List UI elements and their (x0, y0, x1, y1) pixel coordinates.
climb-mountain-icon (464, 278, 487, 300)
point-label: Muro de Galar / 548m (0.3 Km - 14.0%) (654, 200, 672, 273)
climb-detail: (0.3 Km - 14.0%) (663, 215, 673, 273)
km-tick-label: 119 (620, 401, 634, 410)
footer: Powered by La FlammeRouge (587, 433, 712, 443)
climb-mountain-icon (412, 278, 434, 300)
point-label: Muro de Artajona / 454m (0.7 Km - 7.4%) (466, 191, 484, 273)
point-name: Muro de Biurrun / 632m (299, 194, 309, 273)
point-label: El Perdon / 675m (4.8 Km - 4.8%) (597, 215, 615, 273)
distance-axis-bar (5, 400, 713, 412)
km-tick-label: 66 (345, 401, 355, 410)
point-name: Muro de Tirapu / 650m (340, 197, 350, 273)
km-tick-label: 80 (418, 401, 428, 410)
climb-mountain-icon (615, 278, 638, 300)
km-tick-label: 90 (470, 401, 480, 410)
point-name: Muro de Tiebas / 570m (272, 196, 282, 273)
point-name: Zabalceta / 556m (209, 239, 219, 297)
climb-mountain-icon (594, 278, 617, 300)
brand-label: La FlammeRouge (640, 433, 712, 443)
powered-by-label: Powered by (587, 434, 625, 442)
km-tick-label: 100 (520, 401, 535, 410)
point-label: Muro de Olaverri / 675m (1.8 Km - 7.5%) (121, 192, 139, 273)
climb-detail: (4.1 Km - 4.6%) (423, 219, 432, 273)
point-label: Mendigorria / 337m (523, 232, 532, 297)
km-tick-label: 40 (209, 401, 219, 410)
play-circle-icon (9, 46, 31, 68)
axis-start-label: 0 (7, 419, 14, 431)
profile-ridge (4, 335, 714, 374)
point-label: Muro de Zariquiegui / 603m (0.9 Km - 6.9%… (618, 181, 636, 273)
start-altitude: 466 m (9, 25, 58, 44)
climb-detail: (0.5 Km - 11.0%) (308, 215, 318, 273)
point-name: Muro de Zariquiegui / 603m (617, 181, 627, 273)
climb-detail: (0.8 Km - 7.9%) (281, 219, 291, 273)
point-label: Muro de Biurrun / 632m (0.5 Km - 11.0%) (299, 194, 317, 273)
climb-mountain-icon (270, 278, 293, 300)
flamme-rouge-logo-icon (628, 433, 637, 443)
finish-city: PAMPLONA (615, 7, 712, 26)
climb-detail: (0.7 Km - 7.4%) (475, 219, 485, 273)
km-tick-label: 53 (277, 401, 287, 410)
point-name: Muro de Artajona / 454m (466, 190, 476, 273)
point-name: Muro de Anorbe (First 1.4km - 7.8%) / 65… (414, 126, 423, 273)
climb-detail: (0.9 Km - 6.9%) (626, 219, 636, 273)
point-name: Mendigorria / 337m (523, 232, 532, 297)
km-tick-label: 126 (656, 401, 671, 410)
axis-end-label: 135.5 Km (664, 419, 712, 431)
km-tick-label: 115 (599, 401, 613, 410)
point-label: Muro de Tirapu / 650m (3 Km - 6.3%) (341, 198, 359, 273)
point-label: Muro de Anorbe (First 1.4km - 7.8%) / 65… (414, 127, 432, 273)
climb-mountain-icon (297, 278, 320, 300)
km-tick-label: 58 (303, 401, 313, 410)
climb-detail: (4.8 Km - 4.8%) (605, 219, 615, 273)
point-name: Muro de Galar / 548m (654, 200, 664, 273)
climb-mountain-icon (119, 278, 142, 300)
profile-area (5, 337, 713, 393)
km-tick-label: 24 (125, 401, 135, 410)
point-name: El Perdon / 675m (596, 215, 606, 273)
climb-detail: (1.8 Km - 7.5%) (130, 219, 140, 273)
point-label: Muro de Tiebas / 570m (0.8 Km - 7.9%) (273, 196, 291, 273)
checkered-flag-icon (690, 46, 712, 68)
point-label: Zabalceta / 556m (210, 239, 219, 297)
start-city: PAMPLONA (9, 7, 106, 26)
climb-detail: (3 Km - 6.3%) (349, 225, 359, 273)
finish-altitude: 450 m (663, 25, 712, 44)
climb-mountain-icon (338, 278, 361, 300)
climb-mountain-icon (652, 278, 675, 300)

■ ■ ■ ■

What you should do: Reproduce every line of the material above verbatim, from the first line to the last.

Problem solution:
List UI elements and their (x0, y0, x1, y1) pixel coordinates.
climb-mountain-icon (464, 278, 487, 300)
point-label: Muro de Galar / 548m (0.3 Km - 14.0%) (654, 200, 672, 273)
climb-detail: (0.3 Km - 14.0%) (663, 215, 673, 273)
km-tick-label: 119 (620, 401, 634, 410)
footer: Powered by La FlammeRouge (587, 433, 712, 443)
climb-mountain-icon (412, 278, 434, 300)
point-label: Muro de Artajona / 454m (0.7 Km - 7.4%) (466, 191, 484, 273)
point-name: Muro de Biurrun / 632m (299, 194, 309, 273)
point-label: El Perdon / 675m (4.8 Km - 4.8%) (597, 215, 615, 273)
distance-axis-bar (5, 400, 713, 412)
km-tick-label: 66 (345, 401, 355, 410)
point-name: Muro de Tirapu / 650m (340, 197, 350, 273)
km-tick-label: 80 (418, 401, 428, 410)
climb-mountain-icon (615, 278, 638, 300)
km-tick-label: 90 (470, 401, 480, 410)
point-name: Muro de Tiebas / 570m (272, 196, 282, 273)
point-name: Zabalceta / 556m (209, 239, 219, 297)
climb-mountain-icon (594, 278, 617, 300)
brand-label: La FlammeRouge (640, 433, 712, 443)
powered-by-label: Powered by (587, 434, 625, 442)
km-tick-label: 100 (520, 401, 535, 410)
point-label: Muro de Olaverri / 675m (1.8 Km - 7.5%) (121, 192, 139, 273)
climb-detail: (4.1 Km - 4.6%) (423, 219, 432, 273)
point-label: Mendigorria / 337m (523, 232, 532, 297)
km-tick-label: 40 (209, 401, 219, 410)
play-circle-icon (9, 46, 31, 68)
axis-start-label: 0 (7, 419, 14, 431)
profile-ridge (4, 335, 714, 374)
point-label: Muro de Zariquiegui / 603m (0.9 Km - 6.9%… (618, 181, 636, 273)
start-altitude: 466 m (9, 25, 58, 44)
climb-detail: (0.5 Km - 11.0%) (308, 215, 318, 273)
point-name: Muro de Zariquiegui / 603m (617, 181, 627, 273)
climb-detail: (0.8 Km - 7.9%) (281, 219, 291, 273)
point-label: Muro de Biurrun / 632m (0.5 Km - 11.0%) (299, 194, 317, 273)
climb-mountain-icon (270, 278, 293, 300)
flamme-rouge-logo-icon (628, 433, 637, 443)
finish-city: PAMPLONA (615, 7, 712, 26)
climb-detail: (0.7 Km - 7.4%) (475, 219, 485, 273)
km-tick-label: 53 (277, 401, 287, 410)
point-name: Muro de Artajona / 454m (466, 190, 476, 273)
point-name: Muro de Anorbe (First 1.4km - 7.8%) / 65… (414, 126, 423, 273)
climb-detail: (0.9 Km - 6.9%) (626, 219, 636, 273)
point-name: Mendigorria / 337m (523, 232, 532, 297)
km-tick-label: 126 (656, 401, 671, 410)
axis-end-label: 135.5 Km (664, 419, 712, 431)
km-tick-label: 115 (599, 401, 613, 410)
point-label: Muro de Tirapu / 650m (3 Km - 6.3%) (341, 198, 359, 273)
point-label: Muro de Anorbe (First 1.4km - 7.8%) / 65… (414, 127, 432, 273)
climb-mountain-icon (297, 278, 320, 300)
km-tick-label: 58 (303, 401, 313, 410)
climb-detail: (4.8 Km - 4.8%) (605, 219, 615, 273)
point-name: Muro de Galar / 548m (654, 200, 664, 273)
climb-mountain-icon (119, 278, 142, 300)
profile-area (5, 337, 713, 393)
km-tick-label: 24 (125, 401, 135, 410)
point-name: El Perdon / 675m (596, 215, 606, 273)
climb-detail: (1.8 Km - 7.5%) (130, 219, 140, 273)
point-label: Muro de Tiebas / 570m (0.8 Km - 7.9%) (273, 196, 291, 273)
checkered-flag-icon (690, 46, 712, 68)
point-label: Zabalceta / 556m (210, 239, 219, 297)
start-city: PAMPLONA (9, 7, 106, 26)
climb-detail: (3 Km - 6.3%) (349, 225, 359, 273)
finish-altitude: 450 m (663, 25, 712, 44)
climb-mountain-icon (338, 278, 361, 300)
climb-mountain-icon (652, 278, 675, 300)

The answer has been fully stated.